**Data shown**
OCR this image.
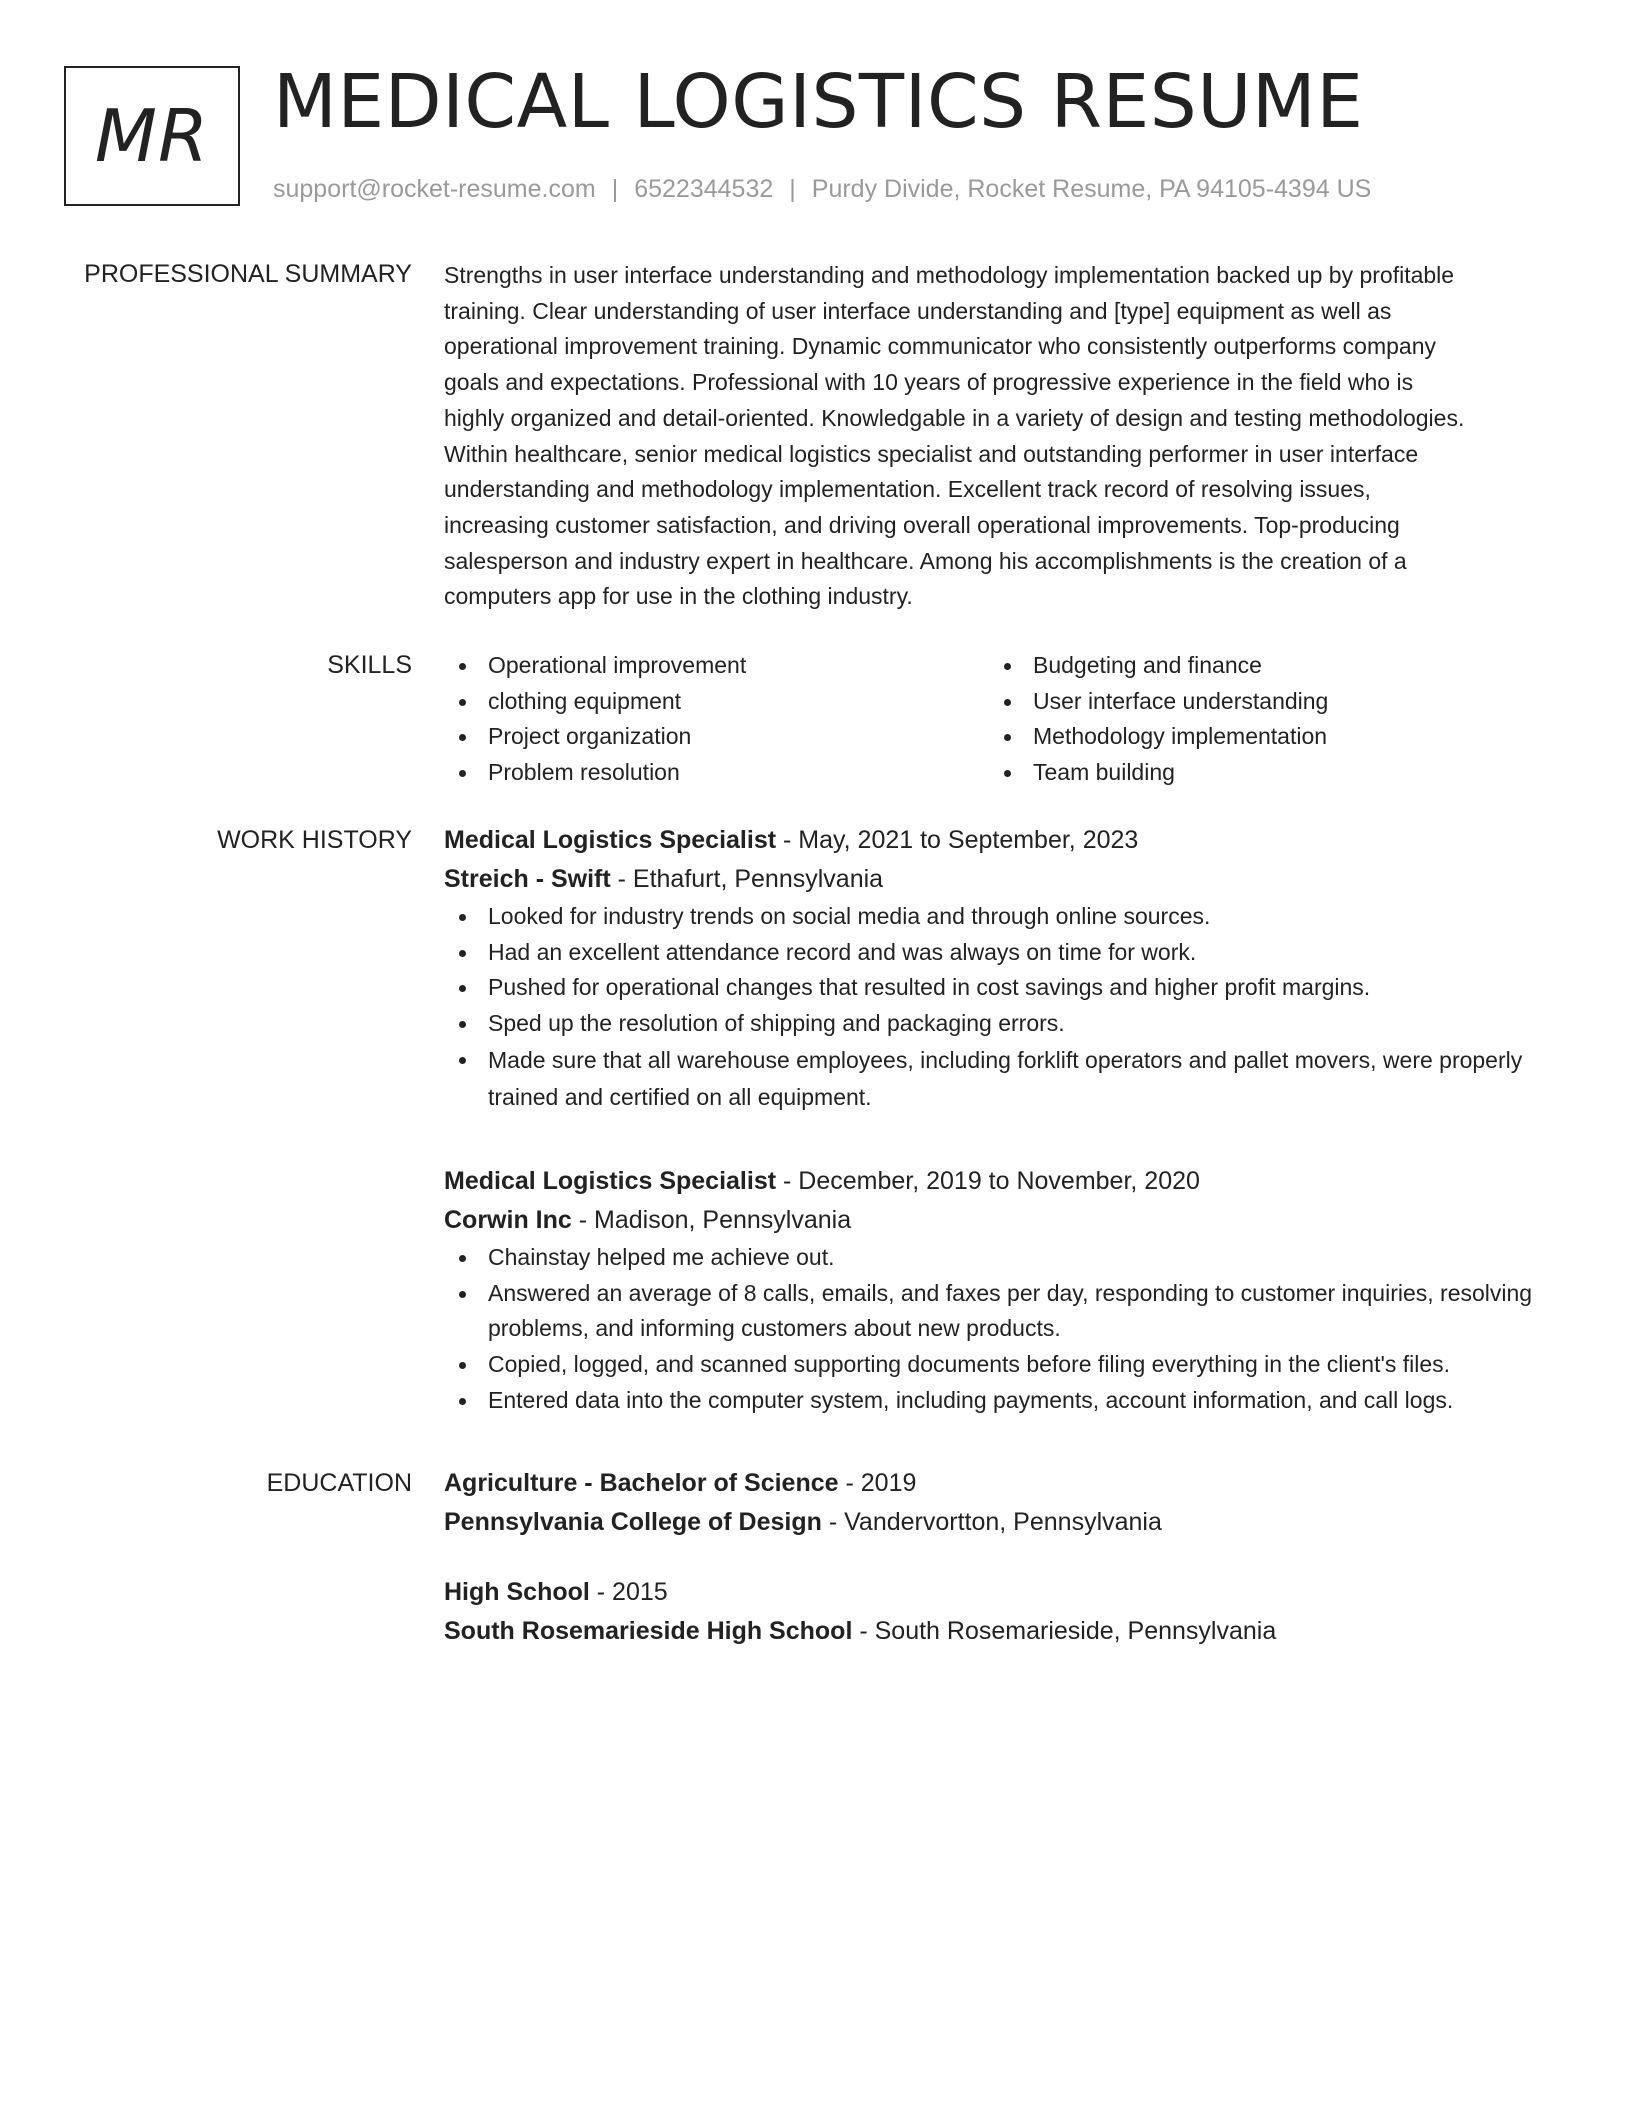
MR MEDICAL LOGISTICS RESUME
support@rocket-resume.com | 6522344532 | Purdy Divide, Rocket Resume, PA 94105-4394 US
PROFESSIONAL SUMMARY Strengths in user interface understanding and methodology implementation backed up by profitable
training. Clear understanding of user interface understanding and [type] equipment as well as
operational improvement training. Dynamic communicator who consistently outperforms company
goals and expectations. Professional with 10 years of progressive experience in the field who is
highly organized and detail-oriented. Knowledgable in a variety of design and testing methodologies.
Within healthcare, senior medical logistics specialist and outstanding performer in user interface
understanding and methodology implementation. Excellent track record of resolving issues,
increasing customer satisfaction, and driving overall operational improvements. Top-producing
salesperson and industry expert in healthcare. Among his accomplishments is the creation of a
computers app for use in the clothing industry.

SKILLS	Operational improvement
clothing equipment
Project organization
Problem resolution
Budgeting and finance
User interface understanding
Methodology implementation
Team building
WORK HISTORY Medical Logistics Specialist - May, 2021 to September, 2023
Streich - Swift - Ethafurt, Pennsylvania
Looked for industry trends on social media and through online sources.
Had an excellent attendance record and was always on time for work.
Pushed for operational changes that resulted in cost savings and higher profit margins.
Sped up the resolution of shipping and packaging errors.
Made sure that all warehouse employees, including forklift operators and pallet movers, were properly trained and certified on all equipment.
Medical Logistics Specialist - December, 2019 to November, 2020
Corwin Inc - Madison, Pennsylvania
Chainstay helped me achieve out.
Answered an average of 8 calls, emails, and faxes per day, responding to customer inquiries, resolving problems, and informing customers about new products.
Copied, logged, and scanned supporting documents before filing everything in the client's files.
Entered data into the computer system, including payments, account information, and call logs.
EDUCATION Agriculture - Bachelor of Science - 2019
Pennsylvania College of Design - Vandervortton, Pennsylvania
High School - 2015
South Rosemarieside High School - South Rosemarieside, Pennsylvania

**Task requirements**
Show each line of the data that contains the string "industry".

**Answer**
salesperson and industry expert in healthcare. Among his accomplishments is the creation of a
computers app for use in the clothing industry.
Looked for industry trends on social media and through online sources.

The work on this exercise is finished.